> **Goal**
Look for "sont" in each line of the entries, and return the matching lines.

> **Recorded data**
+++++

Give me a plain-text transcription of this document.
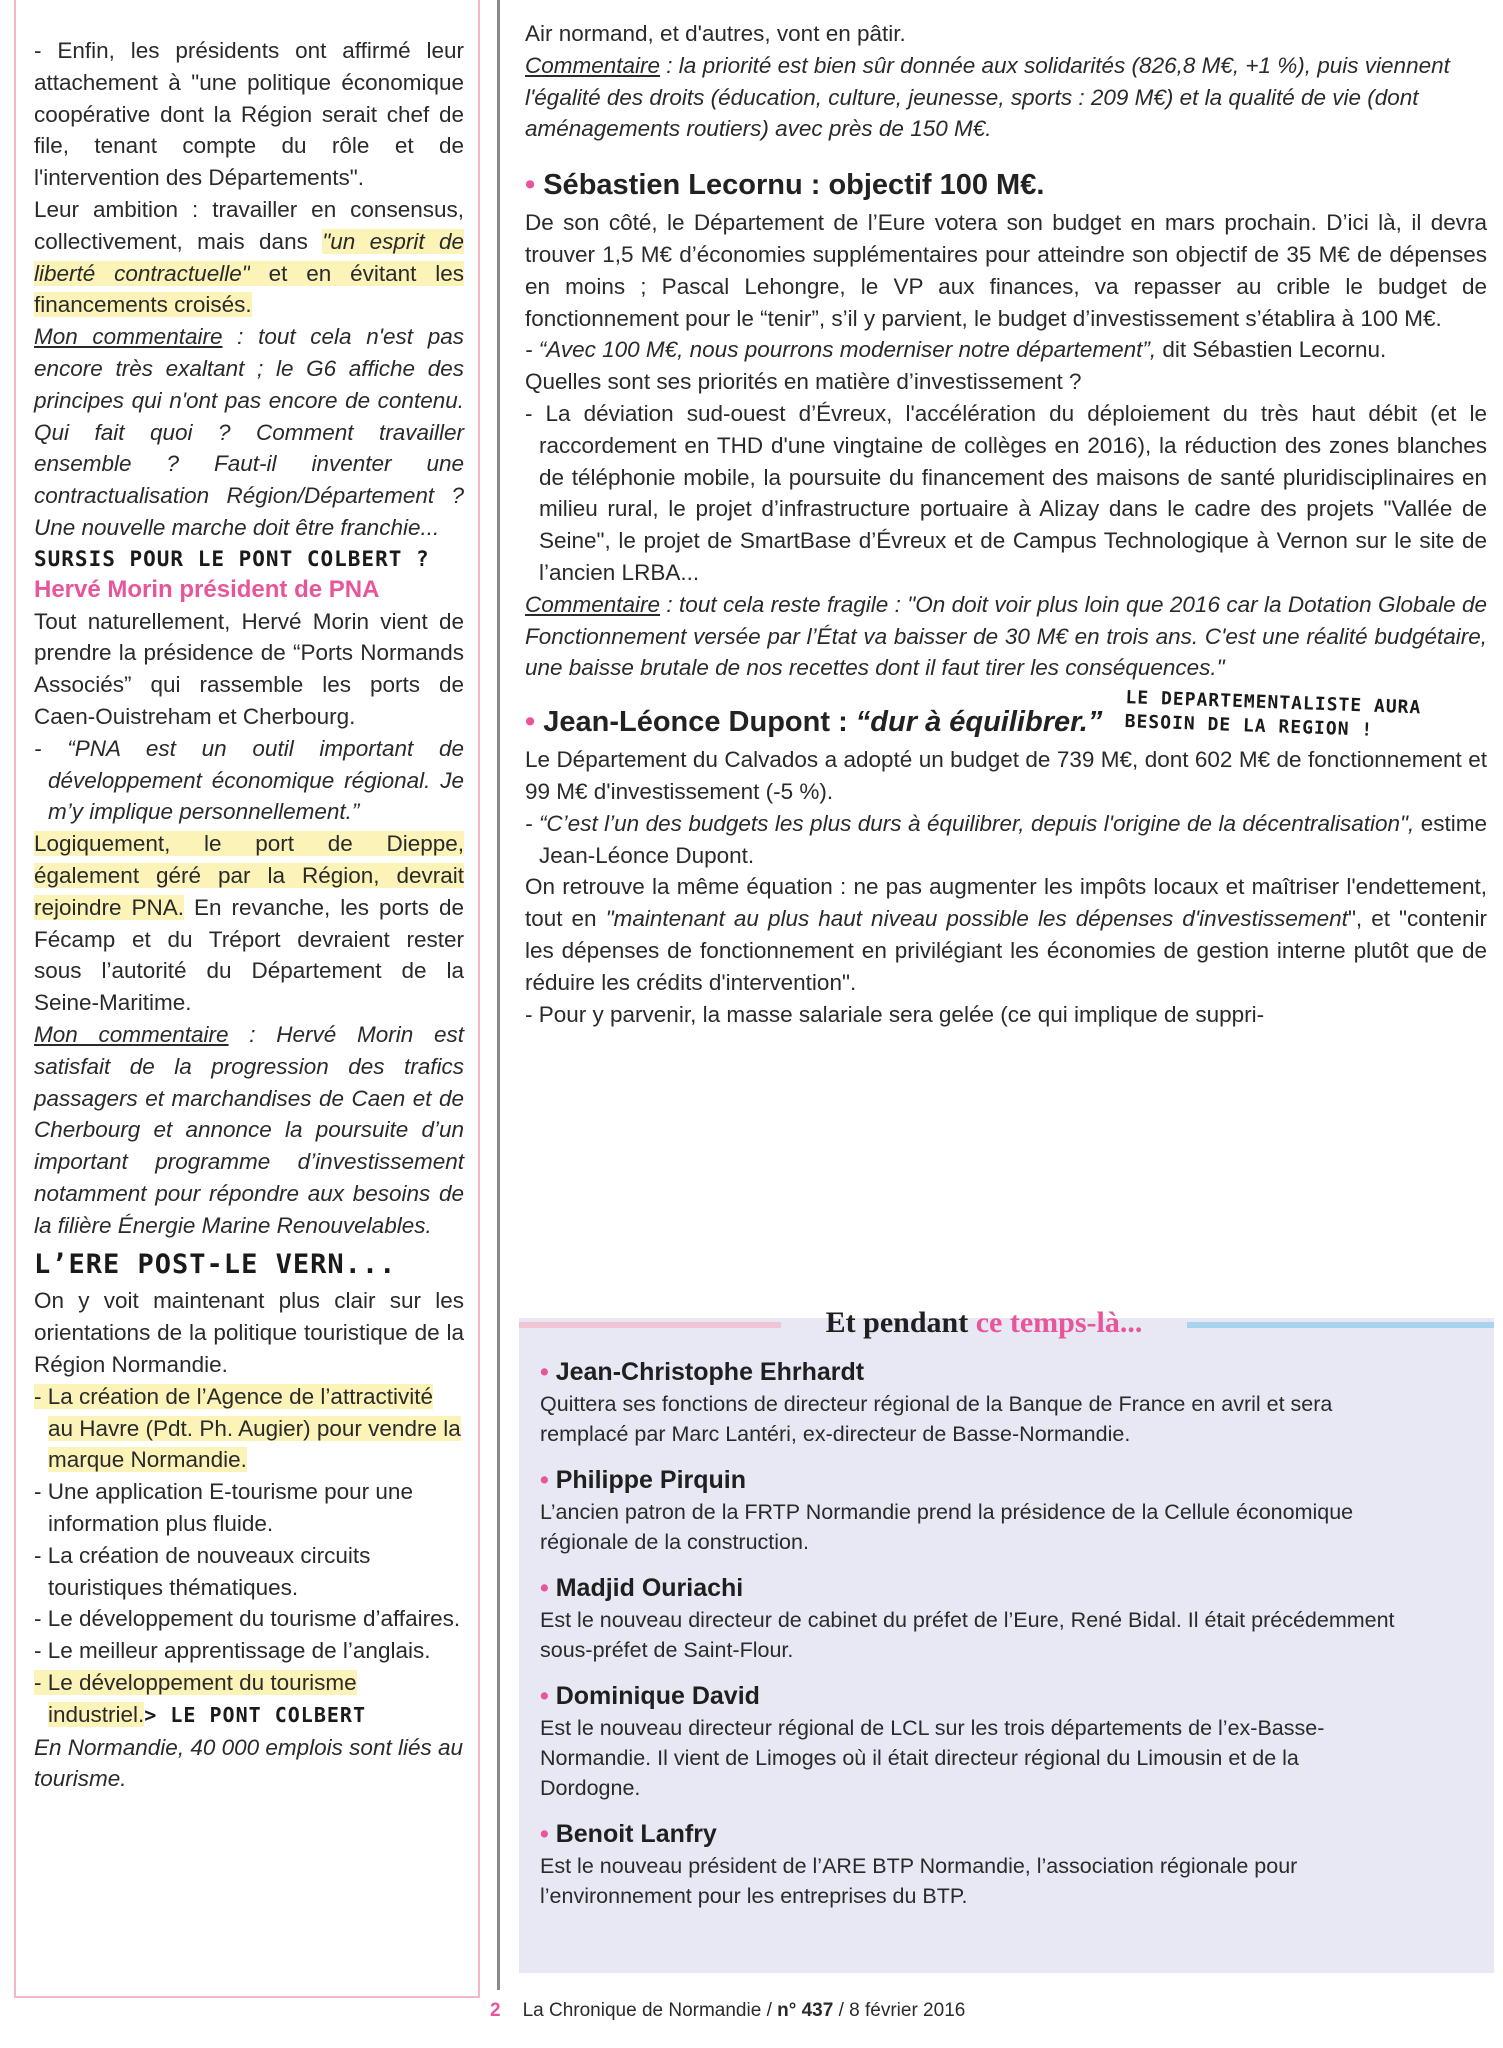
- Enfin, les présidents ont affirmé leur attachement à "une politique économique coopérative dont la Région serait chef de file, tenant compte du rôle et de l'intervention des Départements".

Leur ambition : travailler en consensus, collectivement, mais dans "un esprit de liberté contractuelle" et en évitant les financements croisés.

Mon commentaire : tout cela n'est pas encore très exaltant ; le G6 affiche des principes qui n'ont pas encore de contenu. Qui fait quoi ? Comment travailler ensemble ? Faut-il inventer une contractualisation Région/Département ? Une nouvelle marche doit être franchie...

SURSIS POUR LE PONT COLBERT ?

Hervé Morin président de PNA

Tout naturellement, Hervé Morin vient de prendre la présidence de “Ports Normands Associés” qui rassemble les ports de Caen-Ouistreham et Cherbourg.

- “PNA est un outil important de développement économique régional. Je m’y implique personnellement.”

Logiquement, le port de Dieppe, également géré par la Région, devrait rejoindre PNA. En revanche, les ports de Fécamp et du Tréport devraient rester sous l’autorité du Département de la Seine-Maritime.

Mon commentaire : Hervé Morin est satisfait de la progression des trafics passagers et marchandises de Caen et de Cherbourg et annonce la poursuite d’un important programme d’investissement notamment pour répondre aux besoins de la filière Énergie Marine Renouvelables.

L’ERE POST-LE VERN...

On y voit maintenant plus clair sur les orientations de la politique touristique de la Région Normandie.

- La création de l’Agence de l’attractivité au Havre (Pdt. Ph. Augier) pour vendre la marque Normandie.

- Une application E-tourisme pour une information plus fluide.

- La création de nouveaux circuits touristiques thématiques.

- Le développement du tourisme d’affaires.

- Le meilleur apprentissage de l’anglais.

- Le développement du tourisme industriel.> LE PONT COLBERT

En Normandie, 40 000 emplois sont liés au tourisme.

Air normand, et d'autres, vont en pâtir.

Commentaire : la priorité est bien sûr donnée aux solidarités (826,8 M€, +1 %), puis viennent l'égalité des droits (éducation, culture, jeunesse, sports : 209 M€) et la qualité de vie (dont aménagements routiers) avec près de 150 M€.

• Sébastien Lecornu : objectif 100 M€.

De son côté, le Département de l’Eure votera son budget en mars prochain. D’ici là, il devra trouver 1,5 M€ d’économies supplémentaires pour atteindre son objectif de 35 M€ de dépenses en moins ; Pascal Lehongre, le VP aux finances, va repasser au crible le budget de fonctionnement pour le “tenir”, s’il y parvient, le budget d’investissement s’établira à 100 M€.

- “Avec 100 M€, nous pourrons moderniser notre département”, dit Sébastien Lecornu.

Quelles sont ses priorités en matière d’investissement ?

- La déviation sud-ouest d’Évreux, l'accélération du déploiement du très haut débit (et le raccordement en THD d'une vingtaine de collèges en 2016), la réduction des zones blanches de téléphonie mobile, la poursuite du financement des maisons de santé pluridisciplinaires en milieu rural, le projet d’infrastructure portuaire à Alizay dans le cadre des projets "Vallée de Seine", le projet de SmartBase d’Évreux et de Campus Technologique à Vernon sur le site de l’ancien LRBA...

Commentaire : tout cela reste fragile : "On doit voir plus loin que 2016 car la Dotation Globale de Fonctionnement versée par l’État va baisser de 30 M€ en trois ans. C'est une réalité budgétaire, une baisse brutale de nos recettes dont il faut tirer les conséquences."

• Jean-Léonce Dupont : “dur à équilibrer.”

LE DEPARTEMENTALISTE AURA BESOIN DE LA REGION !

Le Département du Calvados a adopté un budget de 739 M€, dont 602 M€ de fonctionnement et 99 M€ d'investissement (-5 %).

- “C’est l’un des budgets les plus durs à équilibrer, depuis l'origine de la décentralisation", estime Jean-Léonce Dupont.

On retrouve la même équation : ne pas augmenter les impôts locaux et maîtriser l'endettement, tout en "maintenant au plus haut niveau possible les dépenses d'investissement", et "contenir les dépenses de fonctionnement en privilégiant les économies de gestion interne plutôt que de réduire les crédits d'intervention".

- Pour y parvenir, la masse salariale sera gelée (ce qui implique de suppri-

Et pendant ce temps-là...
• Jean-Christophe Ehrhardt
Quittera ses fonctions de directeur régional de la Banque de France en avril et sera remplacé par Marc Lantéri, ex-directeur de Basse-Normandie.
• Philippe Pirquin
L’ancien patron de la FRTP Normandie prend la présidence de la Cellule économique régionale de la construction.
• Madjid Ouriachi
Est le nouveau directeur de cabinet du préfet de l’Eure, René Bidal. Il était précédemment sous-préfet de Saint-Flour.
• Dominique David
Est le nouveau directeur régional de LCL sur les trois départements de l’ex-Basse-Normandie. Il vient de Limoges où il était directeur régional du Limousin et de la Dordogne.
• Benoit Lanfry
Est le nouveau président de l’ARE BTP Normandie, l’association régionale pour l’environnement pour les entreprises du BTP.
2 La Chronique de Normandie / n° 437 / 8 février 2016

+++++

> **Full output**
En Normandie, 40 000 emplois sont liés au tourisme.
Quelles sont ses priorités en matière d’investissement ?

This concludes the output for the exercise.